◆ **What the task requires**:
Examine the entries and show every line in which the word "icon" is found.

◆ **Records for processing**:
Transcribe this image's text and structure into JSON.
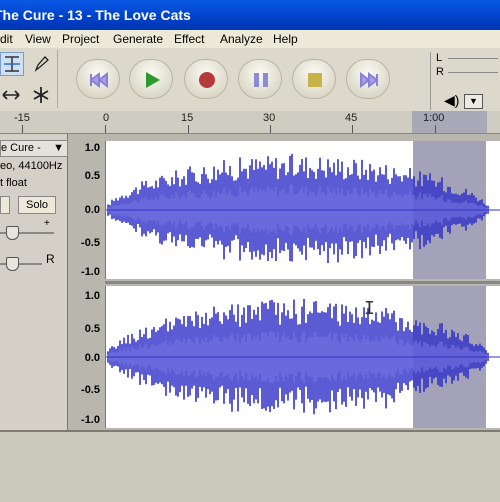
{
  "window": {
    "title": "The Cure - 13 - The Love Cats"
  },
  "menu": [
    "Edit",
    "View",
    "Project",
    "Generate",
    "Effect",
    "Analyze",
    "Help"
  ],
  "menu_visible": [
    "dit",
    "View",
    "Project",
    "Generate",
    "Effect",
    "Analyze",
    "Help"
  ],
  "tools": {
    "select": "select-tool",
    "draw": "pencil-tool",
    "timeshift": "timeshift-tool",
    "multi": "multi-tool"
  },
  "transport": [
    "skip-start",
    "play",
    "record",
    "pause",
    "stop",
    "skip-end"
  ],
  "meter": {
    "left": "L",
    "right": "R"
  },
  "ruler": {
    "ticks": [
      "-15",
      "0",
      "15",
      "30",
      "45",
      "1:00"
    ]
  },
  "track": {
    "name": "e Cure -",
    "info1": "eo, 44100Hz",
    "info2": "t float",
    "mute_label": "",
    "solo_label": "Solo",
    "pan_left": "",
    "pan_right": "R",
    "gain_plus": "+"
  },
  "scale": {
    "top": "1.0",
    "upper": "0.5",
    "mid": "0.0",
    "lower": "-0.5",
    "bottom": "-1.0"
  },
  "colors": {
    "waveform": "#3232c8",
    "waveform_rms": "#6464dc",
    "selection": "#a3a2b9"
  }
}
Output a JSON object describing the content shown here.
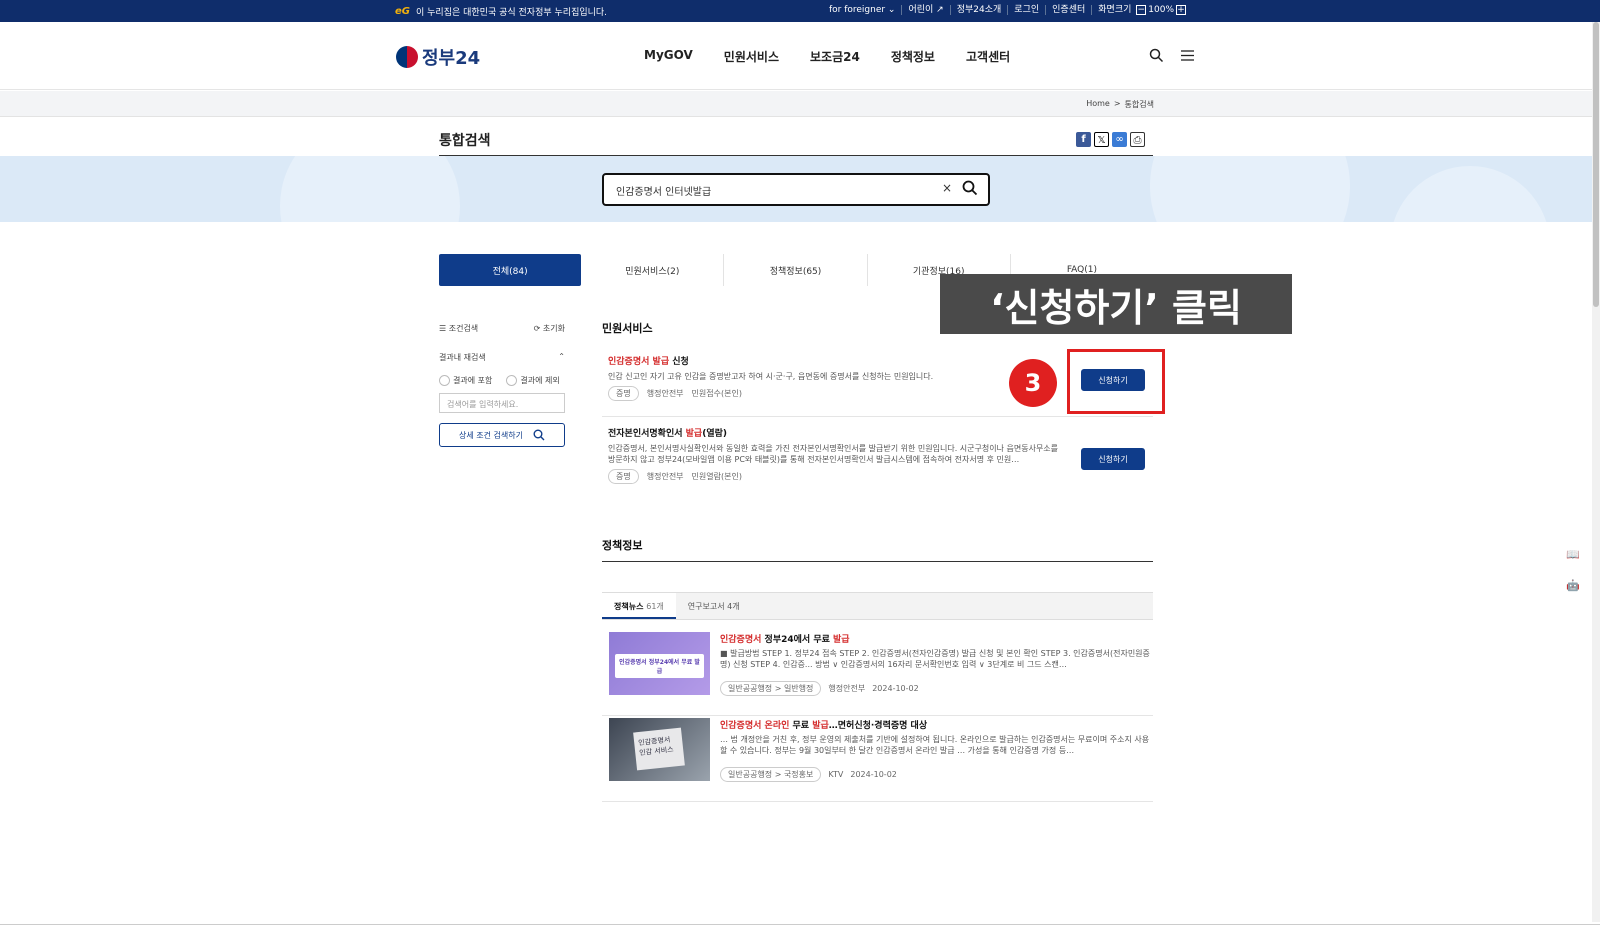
{
  "topbar": {
    "eg_logo": "eG",
    "notice": "이 누리집은 대한민국 공식 전자정부 누리집입니다.",
    "links": [
      "for foreigner ⌄",
      "어린이 ↗",
      "정부24소개",
      "로그인",
      "인증센터"
    ],
    "zoom_label": "화면크기",
    "zoom_minus": "−",
    "zoom_value": "100%",
    "zoom_plus": "+"
  },
  "header": {
    "logo_text": "정부24",
    "nav": [
      "MyGOV",
      "민원서비스",
      "보조금24",
      "정책정보",
      "고객센터"
    ],
    "search_icon": "search-icon",
    "menu_icon": "hamburger-icon"
  },
  "breadcrumb": {
    "home": "Home",
    "separator": ">",
    "current": "통합검색"
  },
  "page": {
    "title": "통합검색"
  },
  "search": {
    "value": "인감증명서 인터넷발급",
    "clear": "×",
    "icon": "search-icon"
  },
  "tabs": [
    "전체(84)",
    "민원서비스(2)",
    "정책정보(65)",
    "기관정보(16)",
    "FAQ(1)"
  ],
  "sidebar": {
    "condition_label": "조건검색",
    "reset_label": "초기화",
    "refine_label": "결과내 재검색",
    "include_label": "결과에 포함",
    "exclude_label": "결과에 제외",
    "input_placeholder": "검색어를 입력하세요.",
    "button_label": "상세 조건 검색하기"
  },
  "sections": {
    "services": "민원서비스",
    "policy": "정책정보"
  },
  "services": [
    {
      "name_hl": "인감증명서 발급",
      "name_rest": " 신청",
      "desc": "인감 신고인 자기 고유 인감을 증명받고자 하여 시·군·구, 읍면동에 증명서를 신청하는 민원입니다.",
      "tag": "증명",
      "agency": "행정안전부",
      "receipt": "민원접수(본인)",
      "button": "신청하기"
    },
    {
      "name_pre": "전자본인서명확인서 ",
      "name_hl": "발급",
      "name_rest": "(열람)",
      "desc": "인감증명서, 본인서명사실확인서와 동일한 효력을 가진 전자본인서명확인서를 발급받기 위한 민원입니다. 시군구청이나 읍면동사무소를 방문하지 않고 정부24(모바일앱 이용 PC와 태블릿)를 통해 전자본인서명확인서 발급시스템에 접속하여 전자서명 후 민원…",
      "tag": "증명",
      "agency": "행정안전부",
      "receipt": "민원열람(본인)",
      "button": "신청하기"
    }
  ],
  "annotation": {
    "step": "3",
    "callout": "‘신청하기’ 클릭"
  },
  "policy": {
    "subtabs": [
      {
        "label": "정책뉴스",
        "count": "61개"
      },
      {
        "label": "연구보고서",
        "count": "4개"
      }
    ],
    "news": [
      {
        "title_hl1": "인감증명서",
        "title_mid": " 정부24에서 무료 ",
        "title_hl2": "발급",
        "body": "■ 발급방법 STEP 1. 정부24 접속 STEP 2. 인감증명서(전자인감증명) 발급 신청 및 본인 확인 STEP 3. 인감증명서(전자민원증명) 신청 STEP 4. 인감증... 방법 ∨ 인감증명서의 16자리 문서확인번호 입력 ∨ 3단계로 비 그드 스캔…",
        "category": "일반공공행정 > 일반행정",
        "source": "행정안전부",
        "date": "2024-10-02",
        "thumb_text": "인감증명서 정부24에서 무료 발급"
      },
      {
        "title_hl1": "인감증명서 온라인",
        "title_mid": " 무료 ",
        "title_hl2": "발급",
        "title_tail": "…면허신청·경력증명 대상",
        "body": "… 법 개정안을 거친 후, 정부 운영의 제출처를 기반에 설정하여 됩니다. 온라인으로 발급하는 인감증명서는 무료이며 주소지 사용할 수 있습니다. 정부는 9월 30일부터 한 달간 인감증명서 온라인 발급 … 가성을 통해 인감증명 가정 등…",
        "category": "일반공공행정 > 국정홍보",
        "source": "KTV",
        "date": "2024-10-02",
        "thumb_text": "인감증명서 인감 서비스"
      }
    ]
  },
  "colors": {
    "navy": "#0f2d6b",
    "primary": "#0f3c8a",
    "highlight": "#d42b2b",
    "annotation": "#e02020",
    "band": "#dbe9f7"
  }
}
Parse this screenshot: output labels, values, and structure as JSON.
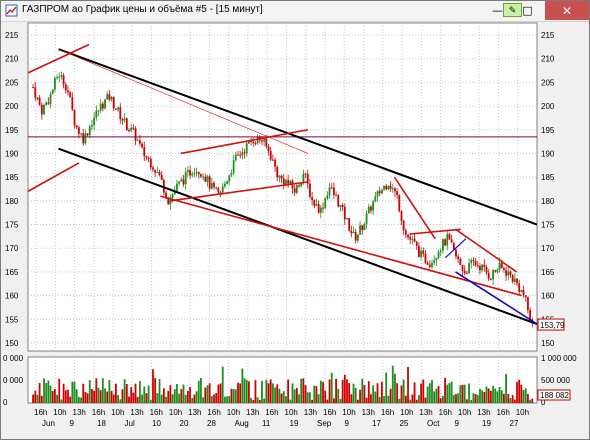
{
  "window": {
    "title": "ГАЗПРОМ ао График цены и объёма #5 - [15 минут]",
    "pin_icon": "pin-icon",
    "min_icon": "minimize-icon",
    "max_icon": "maximize-icon",
    "close_icon": "close-icon",
    "min_glyph": "—",
    "max_glyph": "□",
    "close_glyph": "✕"
  },
  "colors": {
    "plot_bg": "#ffffff",
    "grid": "#c8c8c8",
    "candle_up": "#1e8c1e",
    "candle_down": "#cc0000",
    "channel": "#000000",
    "trend_red": "#d01010",
    "trend_blue": "#1010c0",
    "price_label": "#cc0000"
  },
  "price_axis": {
    "labels": [
      "215",
      "210",
      "205",
      "200",
      "195",
      "190",
      "185",
      "180",
      "175",
      "170",
      "165",
      "160",
      "155",
      "150"
    ],
    "current_price": "153,79"
  },
  "volume_axis": {
    "left_labels": [
      "0 000",
      "0 000",
      "0"
    ],
    "right_labels": [
      "1 000 000",
      "500 000",
      "0"
    ],
    "current_volume": "188 082"
  },
  "time_axis": {
    "top_row": [
      "16h",
      "10h",
      "13h",
      "16h",
      "10h",
      "13h",
      "16h",
      "10h",
      "13h",
      "16h",
      "10h",
      "13h",
      "16h",
      "10h",
      "13h",
      "16h",
      "10h",
      "13h",
      "16h",
      "10h",
      "13h",
      "16h",
      "10h",
      "13h",
      "16h",
      "10h"
    ],
    "bottom_row": [
      "Jun",
      "9",
      "18",
      "Jul",
      "10",
      "20",
      "28",
      "Aug",
      "11",
      "19",
      "Sep",
      "9",
      "17",
      "25",
      "Oct",
      "9",
      "19",
      "27"
    ]
  },
  "chart_data": {
    "type": "candlestick",
    "y_axis": {
      "min": 150,
      "max": 215
    },
    "price_path": [
      204,
      199,
      202,
      207,
      204,
      196,
      193,
      197,
      200,
      202,
      199,
      196,
      194,
      190,
      188,
      185,
      180,
      183,
      185,
      187,
      186,
      183,
      181,
      185,
      189,
      191,
      193,
      193,
      190,
      185,
      184,
      182,
      186,
      180,
      178,
      183,
      180,
      176,
      172,
      175,
      179,
      182,
      184,
      181,
      173,
      171,
      168,
      167,
      170,
      172,
      168,
      165,
      167,
      166,
      164,
      166,
      165,
      163,
      160,
      153.79
    ],
    "hline": 193.5
  }
}
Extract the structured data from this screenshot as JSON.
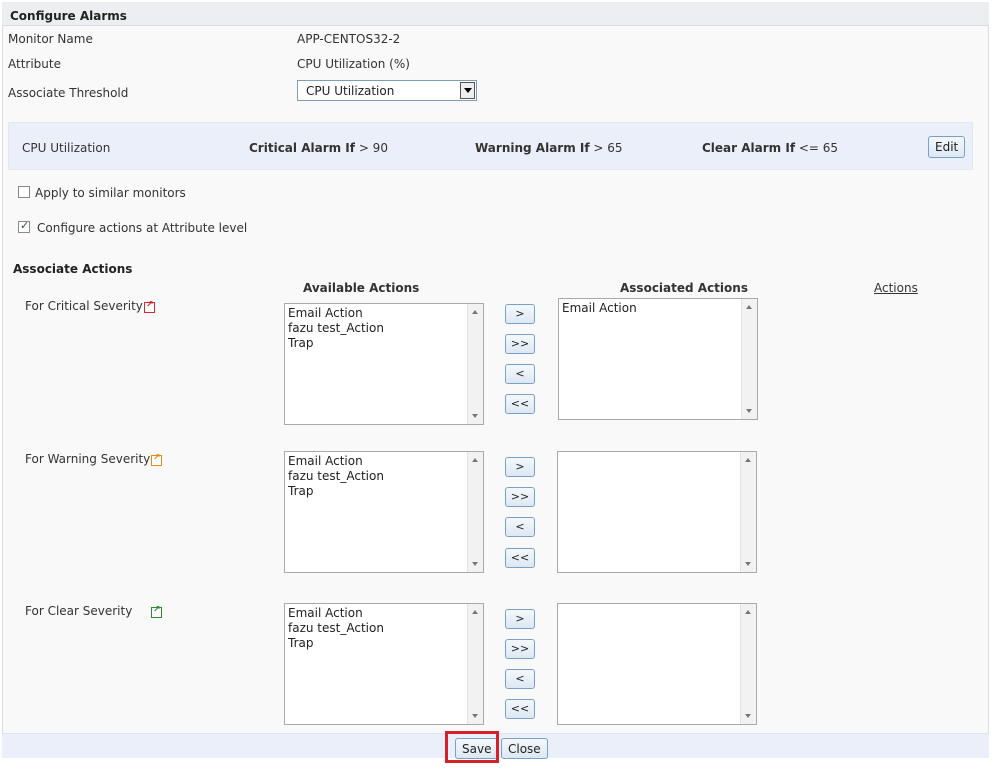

◆ **Correct answer**:
    "search_icon": "search-icon",
    "menu_icon": "hamburger-icon"
    "icon": "search-icon"
    "pin_icon": "pin-icon",
    "min_icon": "minimize-icon",
    "max_icon": "maximize-icon",
    "close_icon": "close-icon",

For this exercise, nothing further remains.